Task objective
Your task is to copy every line of this material exactly.

Data for this task
......
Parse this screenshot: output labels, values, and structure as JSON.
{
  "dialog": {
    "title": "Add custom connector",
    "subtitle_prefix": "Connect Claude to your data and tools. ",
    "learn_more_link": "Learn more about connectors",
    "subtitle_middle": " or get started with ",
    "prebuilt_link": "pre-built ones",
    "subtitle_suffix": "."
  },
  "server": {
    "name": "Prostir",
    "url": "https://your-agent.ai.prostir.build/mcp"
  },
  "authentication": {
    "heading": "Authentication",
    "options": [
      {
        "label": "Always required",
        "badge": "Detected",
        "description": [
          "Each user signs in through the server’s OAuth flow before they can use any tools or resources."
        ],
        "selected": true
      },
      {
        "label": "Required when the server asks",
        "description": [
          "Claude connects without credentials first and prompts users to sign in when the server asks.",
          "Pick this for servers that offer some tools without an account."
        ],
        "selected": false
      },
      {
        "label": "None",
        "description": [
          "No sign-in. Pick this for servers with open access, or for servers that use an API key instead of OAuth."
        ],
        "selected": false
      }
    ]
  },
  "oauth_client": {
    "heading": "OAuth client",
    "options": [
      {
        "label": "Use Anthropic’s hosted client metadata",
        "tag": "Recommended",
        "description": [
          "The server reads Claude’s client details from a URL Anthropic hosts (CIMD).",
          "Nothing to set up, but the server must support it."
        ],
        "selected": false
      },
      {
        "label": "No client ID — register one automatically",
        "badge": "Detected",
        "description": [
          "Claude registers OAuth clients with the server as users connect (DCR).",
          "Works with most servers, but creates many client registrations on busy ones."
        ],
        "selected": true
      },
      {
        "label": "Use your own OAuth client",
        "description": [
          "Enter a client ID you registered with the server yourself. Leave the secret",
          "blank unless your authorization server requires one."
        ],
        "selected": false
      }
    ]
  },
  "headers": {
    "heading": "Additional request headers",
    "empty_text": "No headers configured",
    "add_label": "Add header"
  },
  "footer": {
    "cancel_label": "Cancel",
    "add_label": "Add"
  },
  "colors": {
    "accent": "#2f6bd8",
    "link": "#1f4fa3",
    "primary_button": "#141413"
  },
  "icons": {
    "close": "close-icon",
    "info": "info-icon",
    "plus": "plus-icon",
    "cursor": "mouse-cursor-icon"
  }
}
......
Complete output
Parse this screenshot: output labels, values, and structure as JSON.
{
  "dialog": {
    "title": "Add custom connector",
    "subtitle_prefix": "Connect Claude to your data and tools. ",
    "learn_more_link": "Learn more about connectors",
    "subtitle_middle": " or get started with ",
    "prebuilt_link": "pre-built ones",
    "subtitle_suffix": "."
  },
  "server": {
    "name": "Prostir",
    "url": "https://your-agent.ai.prostir.build/mcp"
  },
  "authentication": {
    "heading": "Authentication",
    "options": [
      {
        "label": "Always required",
        "badge": "Detected",
        "description": [
          "Each user signs in through the server’s OAuth flow before they can use any tools or resources."
        ],
        "selected": true
      },
      {
        "label": "Required when the server asks",
        "description": [
          "Claude connects without credentials first and prompts users to sign in when the server asks.",
          "Pick this for servers that offer some tools without an account."
        ],
        "selected": false
      },
      {
        "label": "None",
        "description": [
          "No sign-in. Pick this for servers with open access, or for servers that use an API key instead of OAuth."
        ],
        "selected": false
      }
    ]
  },
  "oauth_client": {
    "heading": "OAuth client",
    "options": [
      {
        "label": "Use Anthropic’s hosted client metadata",
        "tag": "Recommended",
        "description": [
          "The server reads Claude’s client details from a URL Anthropic hosts (CIMD).",
          "Nothing to set up, but the server must support it."
        ],
        "selected": false
      },
      {
        "label": "No client ID — register one automatically",
        "badge": "Detected",
        "description": [
          "Claude registers OAuth clients with the server as users connect (DCR).",
          "Works with most servers, but creates many client registrations on busy ones."
        ],
        "selected": true
      },
      {
        "label": "Use your own OAuth client",
        "description": [
          "Enter a client ID you registered with the server yourself. Leave the secret",
          "blank unless your authorization server requires one."
        ],
        "selected": false
      }
    ]
  },
  "headers": {
    "heading": "Additional request headers",
    "empty_text": "No headers configured",
    "add_label": "Add header"
  },
  "footer": {
    "cancel_label": "Cancel",
    "add_label": "Add"
  },
  "colors": {
    "accent": "#2f6bd8",
    "link": "#1f4fa3",
    "primary_button": "#141413"
  },
  "icons": {
    "close": "close-icon",
    "info": "info-icon",
    "plus": "plus-icon",
    "cursor": "mouse-cursor-icon"
  }
}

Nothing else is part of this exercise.